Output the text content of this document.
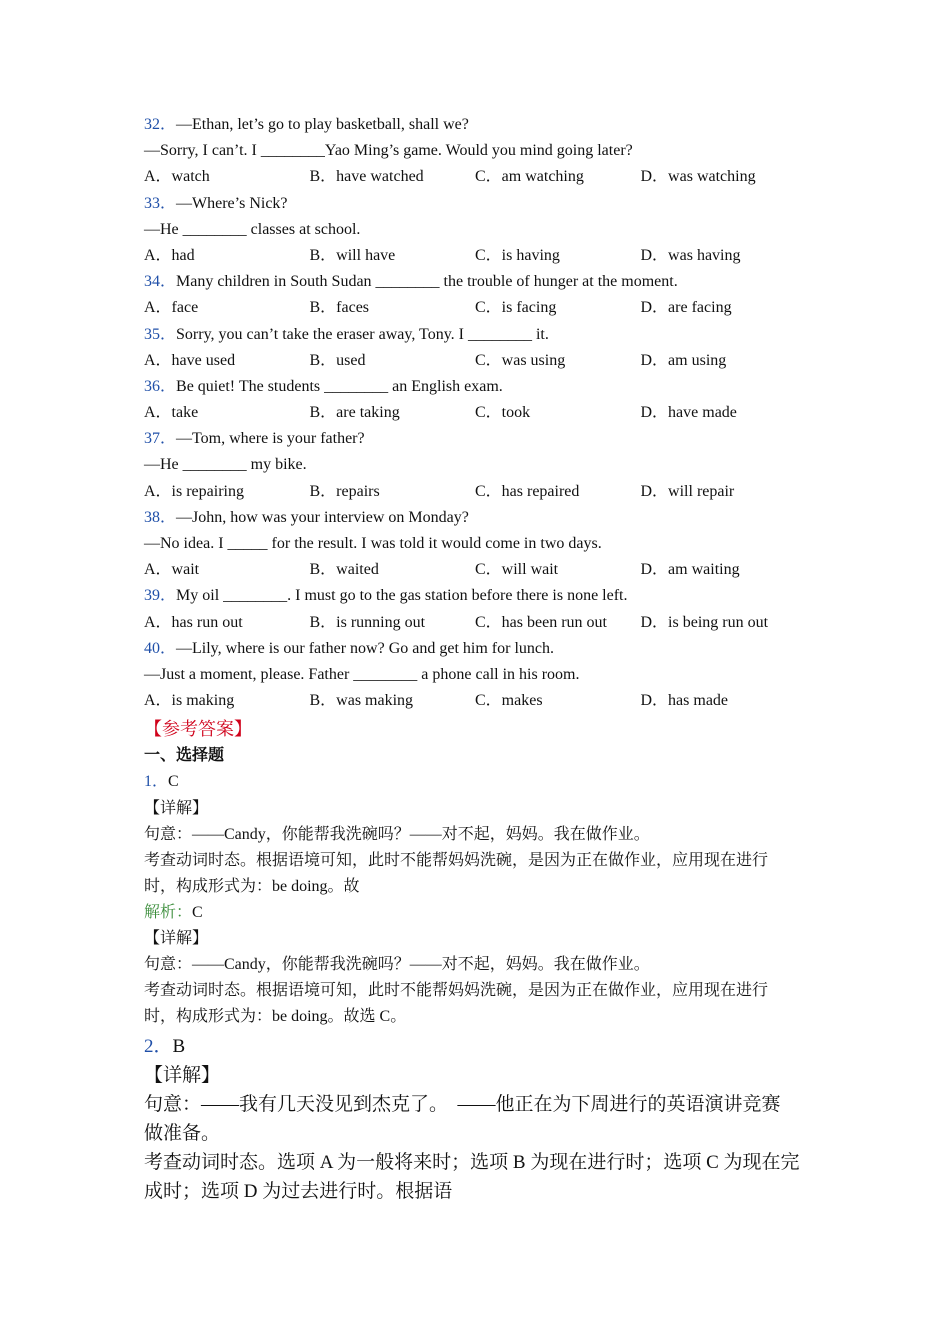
32．—Ethan, let’s go to play basketball, shall we?
—Sorry, I can’t. I ________Yao Ming’s game. Would you mind going later?
A．watch	B．have watched	C．am watching	D．was watching
33．—Where’s Nick?
—He ________ classes at school.
A．had	B．will have	C．is having	D．was having
34．Many children in South Sudan ________ the trouble of hunger at the moment.
A．face	B．faces	C．is facing	D．are facing
35．Sorry, you can’t take the eraser away, Tony. I ________ it.
A．have used	B．used	C．was using	D．am using
36．Be quiet! The students ________ an English exam.
A．take	B．are taking	C．took	D．have made
37．—Tom, where is your father?
—He ________ my bike.
A．is repairing	B．repairs	C．has repaired	D．will repair
38．—John, how was your interview on Monday?
—No idea. I _____ for the result. I was told it would come in two days.
A．wait	B．waited	C．will wait	D．am waiting
39．My oil ________. I must go to the gas station before there is none left.
A．has run out	B．is running out	C．has been run out	D．is being run out
40．—Lily, where is our father now? Go and get him for lunch.
—Just a moment, please. Father ________ a phone call in his room.
A．is making	B．was making	C．makes	D．has made
【参考答案】
一、选择题
1．C
【详解】
句意：——Candy，你能帮我洗碗吗？——对不起，妈妈。我在做作业。
考查动词时态。根据语境可知，此时不能帮妈妈洗碗，是因为正在做作业，应用现在进行
时，构成形式为：be doing。故
解析：C
【详解】
句意：——Candy，你能帮我洗碗吗？——对不起，妈妈。我在做作业。
考查动词时态。根据语境可知，此时不能帮妈妈洗碗，是因为正在做作业，应用现在进行
时，构成形式为：be doing。故选 C。
2．B
【详解】
句意：——我有几天没见到杰克了。　——他正在为下周进行的英语演讲竞赛
做准备。
考查动词时态。选项 A 为一般将来时；选项 B 为现在进行时；选项 C 为现在完
成时；选项 D 为过去进行时。根据语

......

Provide only the number of lines in the records containing the string "Sorry".

● Exercise output
2